▶ **DATASET EXCERPTS**:
begin

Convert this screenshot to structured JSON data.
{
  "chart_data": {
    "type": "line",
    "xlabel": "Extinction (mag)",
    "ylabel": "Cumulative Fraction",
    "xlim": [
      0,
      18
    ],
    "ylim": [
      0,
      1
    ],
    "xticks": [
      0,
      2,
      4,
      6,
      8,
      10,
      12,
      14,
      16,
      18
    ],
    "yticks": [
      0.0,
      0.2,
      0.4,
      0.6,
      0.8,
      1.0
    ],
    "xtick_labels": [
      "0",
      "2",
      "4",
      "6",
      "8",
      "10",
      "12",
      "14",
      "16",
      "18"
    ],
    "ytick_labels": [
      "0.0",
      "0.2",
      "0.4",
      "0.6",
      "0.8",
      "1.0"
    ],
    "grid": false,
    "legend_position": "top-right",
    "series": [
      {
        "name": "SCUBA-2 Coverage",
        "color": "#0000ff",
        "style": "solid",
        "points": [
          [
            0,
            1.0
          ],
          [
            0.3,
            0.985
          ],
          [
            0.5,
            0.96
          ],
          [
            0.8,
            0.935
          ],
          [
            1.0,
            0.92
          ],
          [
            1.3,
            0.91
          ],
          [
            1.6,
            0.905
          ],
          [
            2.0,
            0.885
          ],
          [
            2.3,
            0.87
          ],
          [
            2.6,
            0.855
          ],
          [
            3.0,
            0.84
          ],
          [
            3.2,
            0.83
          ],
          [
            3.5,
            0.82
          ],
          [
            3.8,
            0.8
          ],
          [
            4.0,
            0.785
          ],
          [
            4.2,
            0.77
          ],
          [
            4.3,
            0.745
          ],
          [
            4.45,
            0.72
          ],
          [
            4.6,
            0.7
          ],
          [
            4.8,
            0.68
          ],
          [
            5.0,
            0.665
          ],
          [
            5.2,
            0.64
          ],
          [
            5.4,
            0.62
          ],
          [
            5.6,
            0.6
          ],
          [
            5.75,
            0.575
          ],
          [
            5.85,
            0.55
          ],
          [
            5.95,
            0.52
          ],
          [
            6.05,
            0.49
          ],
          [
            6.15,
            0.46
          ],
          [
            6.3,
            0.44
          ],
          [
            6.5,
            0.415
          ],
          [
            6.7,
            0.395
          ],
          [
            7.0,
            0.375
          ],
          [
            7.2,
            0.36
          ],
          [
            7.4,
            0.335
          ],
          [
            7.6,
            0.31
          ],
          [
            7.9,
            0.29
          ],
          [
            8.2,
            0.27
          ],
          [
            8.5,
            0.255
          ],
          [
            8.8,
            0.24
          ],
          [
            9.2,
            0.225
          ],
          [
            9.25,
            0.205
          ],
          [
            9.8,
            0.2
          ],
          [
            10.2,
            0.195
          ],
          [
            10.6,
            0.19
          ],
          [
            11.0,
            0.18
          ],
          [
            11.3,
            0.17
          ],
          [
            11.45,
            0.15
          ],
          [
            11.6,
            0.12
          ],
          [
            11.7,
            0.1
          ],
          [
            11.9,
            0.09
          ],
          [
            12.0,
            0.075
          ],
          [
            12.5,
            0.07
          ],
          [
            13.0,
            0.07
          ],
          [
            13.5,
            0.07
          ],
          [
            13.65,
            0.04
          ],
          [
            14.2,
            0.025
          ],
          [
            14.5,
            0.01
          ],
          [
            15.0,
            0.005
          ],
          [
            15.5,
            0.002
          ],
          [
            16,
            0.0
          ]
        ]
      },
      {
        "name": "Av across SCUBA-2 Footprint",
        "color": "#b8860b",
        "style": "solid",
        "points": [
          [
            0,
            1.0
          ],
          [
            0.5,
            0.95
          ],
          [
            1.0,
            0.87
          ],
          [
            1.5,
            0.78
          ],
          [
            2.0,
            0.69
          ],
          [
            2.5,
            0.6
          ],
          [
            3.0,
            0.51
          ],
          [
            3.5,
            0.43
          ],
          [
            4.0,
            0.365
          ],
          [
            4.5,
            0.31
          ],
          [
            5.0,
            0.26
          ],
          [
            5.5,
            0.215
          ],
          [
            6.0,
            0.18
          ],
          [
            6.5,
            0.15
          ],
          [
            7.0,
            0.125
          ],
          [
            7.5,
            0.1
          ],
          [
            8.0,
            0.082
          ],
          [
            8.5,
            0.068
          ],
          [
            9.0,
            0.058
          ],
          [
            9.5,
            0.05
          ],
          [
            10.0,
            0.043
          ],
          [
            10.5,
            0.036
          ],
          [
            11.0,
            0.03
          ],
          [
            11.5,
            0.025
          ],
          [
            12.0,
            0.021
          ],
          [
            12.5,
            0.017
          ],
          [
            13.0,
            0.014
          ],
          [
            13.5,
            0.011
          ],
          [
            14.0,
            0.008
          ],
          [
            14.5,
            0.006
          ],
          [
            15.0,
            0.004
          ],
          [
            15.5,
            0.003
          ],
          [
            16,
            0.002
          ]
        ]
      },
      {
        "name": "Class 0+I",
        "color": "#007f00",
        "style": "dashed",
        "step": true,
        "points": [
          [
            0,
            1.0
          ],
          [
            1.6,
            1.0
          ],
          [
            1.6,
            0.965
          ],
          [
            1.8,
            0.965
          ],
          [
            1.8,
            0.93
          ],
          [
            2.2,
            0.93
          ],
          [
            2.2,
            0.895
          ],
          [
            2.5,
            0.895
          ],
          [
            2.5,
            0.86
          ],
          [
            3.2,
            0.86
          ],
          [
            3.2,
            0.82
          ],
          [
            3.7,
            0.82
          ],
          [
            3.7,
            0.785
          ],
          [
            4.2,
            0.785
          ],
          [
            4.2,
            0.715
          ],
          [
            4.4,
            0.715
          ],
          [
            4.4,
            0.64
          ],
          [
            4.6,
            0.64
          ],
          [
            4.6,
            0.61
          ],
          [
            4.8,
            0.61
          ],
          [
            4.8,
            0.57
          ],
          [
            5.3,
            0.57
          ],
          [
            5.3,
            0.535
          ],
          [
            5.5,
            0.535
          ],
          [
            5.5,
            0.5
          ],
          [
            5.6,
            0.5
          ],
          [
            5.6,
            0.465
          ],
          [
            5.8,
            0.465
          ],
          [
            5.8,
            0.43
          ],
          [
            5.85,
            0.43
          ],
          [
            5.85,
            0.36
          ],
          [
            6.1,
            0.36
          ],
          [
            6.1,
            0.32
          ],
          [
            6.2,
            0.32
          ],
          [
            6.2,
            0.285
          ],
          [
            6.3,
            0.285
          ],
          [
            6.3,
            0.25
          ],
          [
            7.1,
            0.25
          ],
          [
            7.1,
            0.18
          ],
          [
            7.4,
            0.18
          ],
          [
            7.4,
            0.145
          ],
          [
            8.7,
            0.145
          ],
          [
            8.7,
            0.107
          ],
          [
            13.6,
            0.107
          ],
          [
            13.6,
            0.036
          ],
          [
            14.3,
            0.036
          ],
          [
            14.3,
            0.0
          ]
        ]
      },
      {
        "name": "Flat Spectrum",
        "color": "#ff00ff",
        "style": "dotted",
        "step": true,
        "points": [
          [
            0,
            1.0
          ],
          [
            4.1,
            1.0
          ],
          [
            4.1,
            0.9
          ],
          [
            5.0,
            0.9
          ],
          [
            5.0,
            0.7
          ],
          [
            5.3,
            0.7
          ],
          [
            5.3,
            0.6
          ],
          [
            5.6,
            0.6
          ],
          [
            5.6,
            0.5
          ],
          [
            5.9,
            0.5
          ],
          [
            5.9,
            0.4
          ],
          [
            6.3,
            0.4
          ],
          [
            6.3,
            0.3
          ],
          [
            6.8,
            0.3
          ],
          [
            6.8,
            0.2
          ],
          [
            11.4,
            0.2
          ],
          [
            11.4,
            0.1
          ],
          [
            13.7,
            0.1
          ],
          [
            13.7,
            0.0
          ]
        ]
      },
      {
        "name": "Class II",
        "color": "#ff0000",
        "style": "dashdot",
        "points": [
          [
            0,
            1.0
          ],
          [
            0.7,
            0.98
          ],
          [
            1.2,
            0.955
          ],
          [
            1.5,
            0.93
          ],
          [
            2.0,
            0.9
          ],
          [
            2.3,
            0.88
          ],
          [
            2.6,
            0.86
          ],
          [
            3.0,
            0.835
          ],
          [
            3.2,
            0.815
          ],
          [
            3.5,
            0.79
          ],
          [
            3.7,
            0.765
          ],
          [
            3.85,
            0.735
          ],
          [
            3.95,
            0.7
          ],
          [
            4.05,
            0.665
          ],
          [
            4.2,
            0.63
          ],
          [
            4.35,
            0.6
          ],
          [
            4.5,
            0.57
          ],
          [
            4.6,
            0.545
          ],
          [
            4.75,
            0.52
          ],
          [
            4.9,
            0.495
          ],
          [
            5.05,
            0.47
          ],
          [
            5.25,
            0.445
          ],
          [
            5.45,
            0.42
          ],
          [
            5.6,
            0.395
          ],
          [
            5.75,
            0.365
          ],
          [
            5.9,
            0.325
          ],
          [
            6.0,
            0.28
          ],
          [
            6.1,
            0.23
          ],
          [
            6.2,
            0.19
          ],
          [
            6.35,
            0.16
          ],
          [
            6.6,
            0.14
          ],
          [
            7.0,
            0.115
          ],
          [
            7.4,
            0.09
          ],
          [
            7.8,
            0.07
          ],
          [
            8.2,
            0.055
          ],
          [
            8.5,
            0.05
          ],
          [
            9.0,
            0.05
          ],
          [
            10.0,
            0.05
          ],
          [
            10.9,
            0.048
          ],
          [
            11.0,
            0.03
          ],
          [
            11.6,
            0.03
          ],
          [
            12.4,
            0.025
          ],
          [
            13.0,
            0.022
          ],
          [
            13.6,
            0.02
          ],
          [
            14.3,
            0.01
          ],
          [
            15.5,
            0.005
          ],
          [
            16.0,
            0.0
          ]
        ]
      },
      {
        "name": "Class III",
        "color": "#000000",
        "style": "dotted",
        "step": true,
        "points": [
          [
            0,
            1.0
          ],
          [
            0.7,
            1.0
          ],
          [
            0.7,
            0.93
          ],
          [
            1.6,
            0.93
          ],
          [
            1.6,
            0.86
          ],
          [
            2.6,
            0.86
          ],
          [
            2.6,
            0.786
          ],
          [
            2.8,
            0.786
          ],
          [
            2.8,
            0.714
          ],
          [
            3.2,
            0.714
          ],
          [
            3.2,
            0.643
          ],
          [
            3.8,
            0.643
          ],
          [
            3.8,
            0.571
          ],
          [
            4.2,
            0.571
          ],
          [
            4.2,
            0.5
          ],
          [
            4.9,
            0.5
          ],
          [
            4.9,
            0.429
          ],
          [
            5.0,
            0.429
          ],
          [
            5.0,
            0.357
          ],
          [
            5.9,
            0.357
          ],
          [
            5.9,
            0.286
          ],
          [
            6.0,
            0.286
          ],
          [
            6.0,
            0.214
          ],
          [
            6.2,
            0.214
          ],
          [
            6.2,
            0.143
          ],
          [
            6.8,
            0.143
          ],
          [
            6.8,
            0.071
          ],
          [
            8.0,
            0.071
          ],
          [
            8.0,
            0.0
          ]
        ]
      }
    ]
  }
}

end

▶ **INSTRUCTIONS TO FOLLOW**:
Pull every line containing the word "Class" out of the material.

▶ **RESPONSE TO THE EXERCISE**:
        "name": "Class 0+I",
        "name": "Class II",
        "name": "Class III",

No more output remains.